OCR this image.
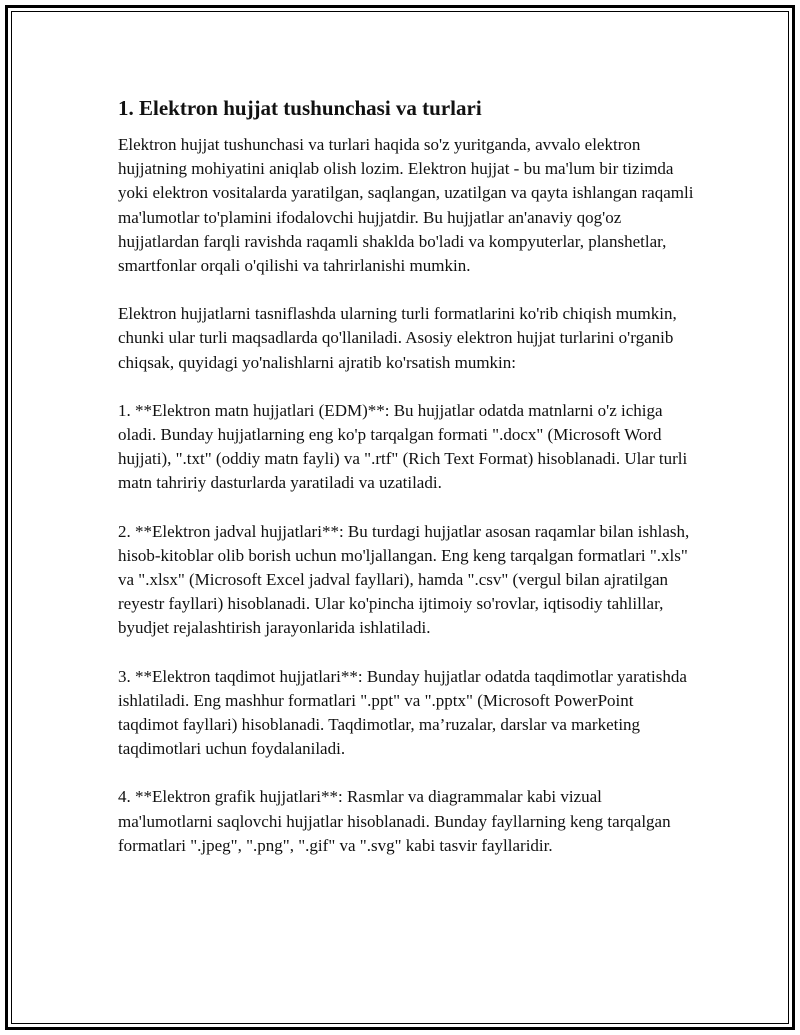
1. Elektron hujjat tushunchasi va turlari

Elektron hujjat tushunchasi va turlari haqida so'z yuritganda, avvalo elektron hujjatning mohiyatini aniqlab olish lozim. Elektron hujjat - bu ma'lum bir tizimda yoki elektron vositalarda yaratilgan, saqlangan, uzatilgan va qayta ishlangan raqamli ma'lumotlar to'plamini ifodalovchi hujjatdir. Bu hujjatlar an'anaviy qog'oz hujjatlardan farqli ravishda raqamli shaklda bo'ladi va kompyuterlar, planshetlar, smartfonlar orqali o'qilishi va tahrirlanishi mumkin.

Elektron hujjatlarni tasniflashda ularning turli formatlarini ko'rib chiqish mumkin, chunki ular turli maqsadlarda qo'llaniladi. Asosiy elektron hujjat turlarini o'rganib chiqsak, quyidagi yo'nalishlarni ajratib ko'rsatish mumkin:

1. **Elektron matn hujjatlari (EDM)**: Bu hujjatlar odatda matnlarni o'z ichiga oladi. Bunday hujjatlarning eng ko'p tarqalgan formati ".docx" (Microsoft Word hujjati), ".txt" (oddiy matn fayli) va ".rtf" (Rich Text Format) hisoblanadi. Ular turli matn tahririy dasturlarda yaratiladi va uzatiladi.

2. **Elektron jadval hujjatlari**: Bu turdagi hujjatlar asosan raqamlar bilan ishlash, hisob-kitoblar olib borish uchun mo'ljallangan. Eng keng tarqalgan formatlari ".xls" va ".xlsx" (Microsoft Excel jadval fayllari), hamda ".csv" (vergul bilan ajratilgan reyestr fayllari) hisoblanadi. Ular ko'pincha ijtimoiy so'rovlar, iqtisodiy tahlillar, byudjet rejalashtirish jarayonlarida ishlatiladi.

3. **Elektron taqdimot hujjatlari**: Bunday hujjatlar odatda taqdimotlar yaratishda ishlatiladi. Eng mashhur formatlari ".ppt" va ".pptx" (Microsoft PowerPoint taqdimot fayllari) hisoblanadi. Taqdimotlar, ma’ruzalar, darslar va marketing taqdimotlari uchun foydalaniladi.

4. **Elektron grafik hujjatlari**: Rasmlar va diagrammalar kabi vizual ma'lumotlarni saqlovchi hujjatlar hisoblanadi. Bunday fayllarning keng tarqalgan formatlari ".jpeg", ".png", ".gif" va ".svg" kabi tasvir fayllaridir.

====

## SET EXERCISE:
Only lines with the word "turli" should be collected from the material.

## RESULT OF THIS TASK:
Elektron hujjatlarni tasniflashda ularning turli formatlarini ko'rib chiqish mumkin, chunki ular turli maqsadlarda qo'llaniladi. Asosiy elektron hujjat turlarini o'rganib chiqsak, quyidagi yo'nalishlarni ajratib ko'rsatish mumkin:
1. **Elektron matn hujjatlari (EDM)**: Bu hujjatlar odatda matnlarni o'z ichiga oladi. Bunday hujjatlarning eng ko'p tarqalgan formati ".docx" (Microsoft Word hujjati), ".txt" (oddiy matn fayli) va ".rtf" (Rich Text Format) hisoblanadi. Ular turli matn tahririy dasturlarda yaratiladi va uzatiladi.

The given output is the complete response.